(Exercise aim): Revise the items from the start through the line containing "page-number-input[interactable]: 1 (217, 942, 257, 966)", and reproduce those lines with "Butterfly" replaced by "Buckle" and all other text left unchanged.

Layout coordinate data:
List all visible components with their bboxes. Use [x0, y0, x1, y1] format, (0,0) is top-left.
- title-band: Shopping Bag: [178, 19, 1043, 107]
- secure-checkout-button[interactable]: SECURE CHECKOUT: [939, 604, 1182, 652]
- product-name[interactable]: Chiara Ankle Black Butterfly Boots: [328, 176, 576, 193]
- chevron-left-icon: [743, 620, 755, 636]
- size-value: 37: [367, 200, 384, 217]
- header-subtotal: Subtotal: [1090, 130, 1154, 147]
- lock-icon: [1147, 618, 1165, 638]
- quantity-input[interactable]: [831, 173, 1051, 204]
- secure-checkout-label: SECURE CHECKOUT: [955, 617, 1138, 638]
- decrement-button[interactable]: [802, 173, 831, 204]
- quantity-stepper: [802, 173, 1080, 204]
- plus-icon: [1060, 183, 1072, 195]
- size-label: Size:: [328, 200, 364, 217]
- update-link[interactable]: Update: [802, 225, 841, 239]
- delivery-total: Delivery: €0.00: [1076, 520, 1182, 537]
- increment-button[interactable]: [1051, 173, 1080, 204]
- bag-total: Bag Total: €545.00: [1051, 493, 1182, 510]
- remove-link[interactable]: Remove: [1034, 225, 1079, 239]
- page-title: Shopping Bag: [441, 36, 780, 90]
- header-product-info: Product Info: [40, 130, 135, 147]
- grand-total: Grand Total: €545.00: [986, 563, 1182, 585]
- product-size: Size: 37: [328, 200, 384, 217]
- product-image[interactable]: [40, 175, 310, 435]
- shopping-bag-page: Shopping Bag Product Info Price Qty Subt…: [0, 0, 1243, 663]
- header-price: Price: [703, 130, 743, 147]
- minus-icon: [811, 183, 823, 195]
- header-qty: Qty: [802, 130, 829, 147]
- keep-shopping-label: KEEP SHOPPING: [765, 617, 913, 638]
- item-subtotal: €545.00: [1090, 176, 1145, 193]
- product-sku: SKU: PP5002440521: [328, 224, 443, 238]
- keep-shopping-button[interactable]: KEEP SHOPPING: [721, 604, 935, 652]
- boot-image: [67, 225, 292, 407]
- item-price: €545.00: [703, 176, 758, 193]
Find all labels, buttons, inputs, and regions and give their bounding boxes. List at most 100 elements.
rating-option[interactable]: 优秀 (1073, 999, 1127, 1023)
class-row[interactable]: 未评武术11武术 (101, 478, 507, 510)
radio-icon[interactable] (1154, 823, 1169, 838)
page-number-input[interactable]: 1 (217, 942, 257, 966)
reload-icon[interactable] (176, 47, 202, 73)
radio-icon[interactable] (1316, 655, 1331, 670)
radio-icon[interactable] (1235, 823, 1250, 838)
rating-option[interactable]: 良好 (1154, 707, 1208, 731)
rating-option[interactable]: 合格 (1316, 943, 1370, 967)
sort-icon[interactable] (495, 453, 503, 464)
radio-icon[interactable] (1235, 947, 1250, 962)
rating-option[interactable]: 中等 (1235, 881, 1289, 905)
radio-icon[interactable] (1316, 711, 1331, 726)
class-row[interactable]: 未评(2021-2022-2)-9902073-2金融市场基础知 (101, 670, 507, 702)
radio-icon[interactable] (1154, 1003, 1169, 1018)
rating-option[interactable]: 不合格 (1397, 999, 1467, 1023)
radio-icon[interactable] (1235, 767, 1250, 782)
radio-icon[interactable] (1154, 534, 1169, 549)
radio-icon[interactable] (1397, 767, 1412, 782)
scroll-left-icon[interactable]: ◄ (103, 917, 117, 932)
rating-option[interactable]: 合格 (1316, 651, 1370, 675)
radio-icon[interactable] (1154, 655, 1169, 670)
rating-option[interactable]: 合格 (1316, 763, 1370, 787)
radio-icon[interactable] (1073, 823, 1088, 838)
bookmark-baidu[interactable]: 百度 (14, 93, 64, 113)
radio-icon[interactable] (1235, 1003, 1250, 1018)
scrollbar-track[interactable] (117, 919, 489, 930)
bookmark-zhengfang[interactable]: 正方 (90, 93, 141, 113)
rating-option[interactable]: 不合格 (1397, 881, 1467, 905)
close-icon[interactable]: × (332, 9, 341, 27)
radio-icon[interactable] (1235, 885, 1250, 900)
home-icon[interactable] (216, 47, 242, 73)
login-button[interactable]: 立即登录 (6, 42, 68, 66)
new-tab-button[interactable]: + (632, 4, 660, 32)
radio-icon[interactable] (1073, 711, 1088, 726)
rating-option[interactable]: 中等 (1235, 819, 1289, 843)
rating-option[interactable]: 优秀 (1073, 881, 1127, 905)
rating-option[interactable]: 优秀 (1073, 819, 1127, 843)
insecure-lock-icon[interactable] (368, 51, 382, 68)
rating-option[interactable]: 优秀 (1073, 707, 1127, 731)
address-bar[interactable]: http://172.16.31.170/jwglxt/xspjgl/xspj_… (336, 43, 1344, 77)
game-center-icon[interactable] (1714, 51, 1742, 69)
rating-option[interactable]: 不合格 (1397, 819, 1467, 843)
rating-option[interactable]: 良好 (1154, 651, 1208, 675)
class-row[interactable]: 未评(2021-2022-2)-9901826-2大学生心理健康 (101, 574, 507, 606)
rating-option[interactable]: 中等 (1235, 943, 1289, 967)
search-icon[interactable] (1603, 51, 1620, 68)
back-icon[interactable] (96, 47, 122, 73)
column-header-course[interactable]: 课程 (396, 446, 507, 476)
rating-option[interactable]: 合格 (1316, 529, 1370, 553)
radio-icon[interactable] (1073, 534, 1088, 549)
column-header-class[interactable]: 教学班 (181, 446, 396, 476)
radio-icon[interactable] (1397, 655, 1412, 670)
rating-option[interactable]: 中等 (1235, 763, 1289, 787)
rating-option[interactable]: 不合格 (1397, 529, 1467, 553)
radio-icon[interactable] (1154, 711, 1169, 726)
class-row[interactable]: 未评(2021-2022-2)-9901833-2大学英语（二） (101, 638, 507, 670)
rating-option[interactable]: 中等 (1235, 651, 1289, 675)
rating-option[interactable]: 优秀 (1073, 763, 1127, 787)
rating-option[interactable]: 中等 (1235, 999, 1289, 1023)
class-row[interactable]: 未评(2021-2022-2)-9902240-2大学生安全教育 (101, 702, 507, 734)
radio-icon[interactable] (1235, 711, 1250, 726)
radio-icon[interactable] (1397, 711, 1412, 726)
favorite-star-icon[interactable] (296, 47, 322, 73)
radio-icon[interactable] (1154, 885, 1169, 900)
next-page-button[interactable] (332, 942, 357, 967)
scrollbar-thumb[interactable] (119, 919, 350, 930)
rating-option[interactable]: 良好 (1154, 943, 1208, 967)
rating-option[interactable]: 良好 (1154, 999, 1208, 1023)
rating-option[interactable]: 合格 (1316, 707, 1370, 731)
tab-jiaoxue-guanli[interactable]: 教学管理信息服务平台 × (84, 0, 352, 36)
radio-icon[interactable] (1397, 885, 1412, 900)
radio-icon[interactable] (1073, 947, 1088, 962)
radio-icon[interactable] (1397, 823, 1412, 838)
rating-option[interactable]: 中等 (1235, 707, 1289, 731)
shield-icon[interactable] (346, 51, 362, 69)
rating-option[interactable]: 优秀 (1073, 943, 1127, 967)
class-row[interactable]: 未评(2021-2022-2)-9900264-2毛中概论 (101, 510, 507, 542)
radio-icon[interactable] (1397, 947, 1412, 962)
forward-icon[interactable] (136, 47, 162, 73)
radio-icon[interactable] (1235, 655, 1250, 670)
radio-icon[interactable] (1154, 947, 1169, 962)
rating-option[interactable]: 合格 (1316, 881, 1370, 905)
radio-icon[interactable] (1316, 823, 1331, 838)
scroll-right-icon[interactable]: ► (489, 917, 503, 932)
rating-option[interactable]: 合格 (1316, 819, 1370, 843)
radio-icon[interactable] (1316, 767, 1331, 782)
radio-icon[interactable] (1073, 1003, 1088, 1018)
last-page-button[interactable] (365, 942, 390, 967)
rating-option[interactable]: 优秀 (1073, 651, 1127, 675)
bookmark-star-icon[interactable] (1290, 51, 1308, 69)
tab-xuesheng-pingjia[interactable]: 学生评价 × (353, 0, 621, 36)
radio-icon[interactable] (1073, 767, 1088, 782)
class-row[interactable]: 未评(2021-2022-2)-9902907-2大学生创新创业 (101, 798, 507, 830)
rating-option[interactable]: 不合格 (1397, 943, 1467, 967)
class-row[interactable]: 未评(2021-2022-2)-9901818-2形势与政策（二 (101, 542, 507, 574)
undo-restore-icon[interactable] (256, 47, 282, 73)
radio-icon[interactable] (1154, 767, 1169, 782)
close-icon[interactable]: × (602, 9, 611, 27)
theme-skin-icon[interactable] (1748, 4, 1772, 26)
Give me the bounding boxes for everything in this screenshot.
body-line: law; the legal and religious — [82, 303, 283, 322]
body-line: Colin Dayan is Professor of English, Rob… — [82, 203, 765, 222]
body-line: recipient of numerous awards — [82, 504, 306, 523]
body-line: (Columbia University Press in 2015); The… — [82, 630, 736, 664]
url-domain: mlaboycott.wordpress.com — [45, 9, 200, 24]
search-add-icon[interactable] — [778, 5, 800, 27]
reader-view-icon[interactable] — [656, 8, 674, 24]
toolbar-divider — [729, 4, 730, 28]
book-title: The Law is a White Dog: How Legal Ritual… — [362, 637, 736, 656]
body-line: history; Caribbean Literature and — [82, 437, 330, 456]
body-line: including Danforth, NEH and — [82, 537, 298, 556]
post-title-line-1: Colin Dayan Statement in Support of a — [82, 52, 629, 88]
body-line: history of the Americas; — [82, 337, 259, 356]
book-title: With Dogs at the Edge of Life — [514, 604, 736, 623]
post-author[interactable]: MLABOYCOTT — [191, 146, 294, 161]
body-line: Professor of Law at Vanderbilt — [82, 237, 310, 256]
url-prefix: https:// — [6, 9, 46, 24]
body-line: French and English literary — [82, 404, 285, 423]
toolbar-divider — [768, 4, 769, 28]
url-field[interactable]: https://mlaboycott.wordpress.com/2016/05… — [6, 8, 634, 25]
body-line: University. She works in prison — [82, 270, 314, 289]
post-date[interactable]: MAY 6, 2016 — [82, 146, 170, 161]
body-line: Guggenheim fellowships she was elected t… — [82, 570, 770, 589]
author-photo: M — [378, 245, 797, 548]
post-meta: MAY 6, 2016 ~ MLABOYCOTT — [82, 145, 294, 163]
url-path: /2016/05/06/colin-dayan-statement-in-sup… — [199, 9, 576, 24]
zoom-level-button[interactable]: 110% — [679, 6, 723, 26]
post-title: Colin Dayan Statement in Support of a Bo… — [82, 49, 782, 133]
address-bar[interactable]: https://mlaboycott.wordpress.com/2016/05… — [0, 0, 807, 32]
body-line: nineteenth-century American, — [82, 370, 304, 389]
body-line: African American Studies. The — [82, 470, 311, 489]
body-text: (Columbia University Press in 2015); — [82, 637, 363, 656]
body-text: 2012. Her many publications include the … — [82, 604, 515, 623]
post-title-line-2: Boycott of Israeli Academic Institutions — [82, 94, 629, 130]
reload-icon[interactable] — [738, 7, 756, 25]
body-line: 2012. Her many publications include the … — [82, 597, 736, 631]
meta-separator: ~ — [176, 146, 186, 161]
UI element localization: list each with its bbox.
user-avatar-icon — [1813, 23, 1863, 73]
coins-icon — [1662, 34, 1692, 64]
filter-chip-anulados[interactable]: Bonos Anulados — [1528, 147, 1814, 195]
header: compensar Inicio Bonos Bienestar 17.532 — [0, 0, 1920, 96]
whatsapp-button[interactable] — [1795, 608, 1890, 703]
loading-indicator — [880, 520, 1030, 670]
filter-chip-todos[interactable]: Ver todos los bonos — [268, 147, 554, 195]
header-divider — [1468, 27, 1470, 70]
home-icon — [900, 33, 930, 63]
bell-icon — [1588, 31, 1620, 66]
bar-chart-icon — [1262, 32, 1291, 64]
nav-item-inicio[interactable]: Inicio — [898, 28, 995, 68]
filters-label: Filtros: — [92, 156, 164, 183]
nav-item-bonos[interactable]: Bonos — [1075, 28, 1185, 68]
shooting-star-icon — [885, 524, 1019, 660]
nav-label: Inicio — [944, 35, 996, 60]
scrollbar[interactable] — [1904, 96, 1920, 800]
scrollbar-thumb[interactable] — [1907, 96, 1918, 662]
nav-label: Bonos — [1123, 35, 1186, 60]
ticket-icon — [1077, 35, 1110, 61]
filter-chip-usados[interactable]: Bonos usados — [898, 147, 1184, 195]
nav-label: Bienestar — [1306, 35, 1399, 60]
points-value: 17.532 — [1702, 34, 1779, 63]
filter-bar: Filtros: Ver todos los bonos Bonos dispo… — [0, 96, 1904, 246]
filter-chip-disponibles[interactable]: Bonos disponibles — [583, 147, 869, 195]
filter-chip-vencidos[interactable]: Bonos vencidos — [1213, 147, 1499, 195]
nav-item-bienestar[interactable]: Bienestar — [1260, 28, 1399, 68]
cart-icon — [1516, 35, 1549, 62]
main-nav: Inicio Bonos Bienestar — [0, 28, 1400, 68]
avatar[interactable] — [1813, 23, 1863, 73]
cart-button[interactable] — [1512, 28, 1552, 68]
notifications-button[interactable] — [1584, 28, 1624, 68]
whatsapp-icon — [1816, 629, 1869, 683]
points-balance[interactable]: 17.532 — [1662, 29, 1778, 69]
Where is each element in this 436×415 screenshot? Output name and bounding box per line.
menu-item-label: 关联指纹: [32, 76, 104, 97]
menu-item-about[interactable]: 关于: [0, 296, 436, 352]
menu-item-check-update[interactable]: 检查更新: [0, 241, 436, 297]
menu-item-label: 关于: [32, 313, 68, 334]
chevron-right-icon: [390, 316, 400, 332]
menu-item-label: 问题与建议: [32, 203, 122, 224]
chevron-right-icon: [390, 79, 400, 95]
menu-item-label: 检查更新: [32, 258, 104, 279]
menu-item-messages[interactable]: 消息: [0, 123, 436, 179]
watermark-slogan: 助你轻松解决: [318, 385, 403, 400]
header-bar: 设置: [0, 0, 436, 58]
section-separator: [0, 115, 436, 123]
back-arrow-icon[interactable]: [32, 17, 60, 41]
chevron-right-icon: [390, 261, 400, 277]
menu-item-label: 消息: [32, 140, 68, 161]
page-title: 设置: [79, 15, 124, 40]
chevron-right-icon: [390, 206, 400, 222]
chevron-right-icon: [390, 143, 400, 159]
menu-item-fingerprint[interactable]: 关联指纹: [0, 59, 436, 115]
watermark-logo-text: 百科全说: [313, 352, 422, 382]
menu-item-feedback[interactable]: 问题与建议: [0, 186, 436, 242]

(Response to this task):
List all visible components with their bboxes. Use [x0, y0, x1, y1] format, (0,0) is top-left.
- title-band: Shopping Bag: [178, 19, 1043, 107]
- secure-checkout-button[interactable]: SECURE CHECKOUT: [939, 604, 1182, 652]
- product-name[interactable]: Chiara Ankle Black Buckle Boots: [328, 176, 576, 193]
- chevron-left-icon: [743, 620, 755, 636]
- size-value: 37: [367, 200, 384, 217]
- header-subtotal: Subtotal: [1090, 130, 1154, 147]
- lock-icon: [1147, 618, 1165, 638]
- quantity-input[interactable]: [831, 173, 1051, 204]
- secure-checkout-label: SECURE CHECKOUT: [955, 617, 1138, 638]
- decrement-button[interactable]: [802, 173, 831, 204]
- quantity-stepper: [802, 173, 1080, 204]
- plus-icon: [1060, 183, 1072, 195]
- size-label: Size:: [328, 200, 364, 217]
- update-link[interactable]: Update: [802, 225, 841, 239]
- delivery-total: Delivery: €0.00: [1076, 520, 1182, 537]
- increment-button[interactable]: [1051, 173, 1080, 204]
- bag-total: Bag Total: €545.00: [1051, 493, 1182, 510]
- remove-link[interactable]: Remove: [1034, 225, 1079, 239]
- page-title: Shopping Bag: [441, 36, 780, 90]
- header-product-info: Product Info: [40, 130, 135, 147]
- grand-total: Grand Total: €545.00: [986, 563, 1182, 585]
- product-size: Size: 37: [328, 200, 384, 217]
- product-image[interactable]: [40, 175, 310, 435]
- shopping-bag-page: Shopping Bag Product Info Price Qty Subt…: [0, 0, 1243, 663]
- header-price: Price: [703, 130, 743, 147]
- minus-icon: [811, 183, 823, 195]
- header-qty: Qty: [802, 130, 829, 147]
- keep-shopping-label: KEEP SHOPPING: [765, 617, 913, 638]
- item-subtotal: €545.00: [1090, 176, 1145, 193]
- product-sku: SKU: PP5002440521: [328, 224, 443, 238]
- keep-shopping-button[interactable]: KEEP SHOPPING: [721, 604, 935, 652]
- boot-image: [67, 225, 292, 407]
- item-price: €545.00: [703, 176, 758, 193]
Find all labels, buttons, inputs, and regions and give their bounding boxes. List at most 100 elements.
rating-option[interactable]: 优秀 (1073, 999, 1127, 1023)
class-row[interactable]: 未评武术11武术 (101, 478, 507, 510)
radio-icon[interactable] (1154, 823, 1169, 838)
page-number-input[interactable]: 1 (217, 942, 257, 966)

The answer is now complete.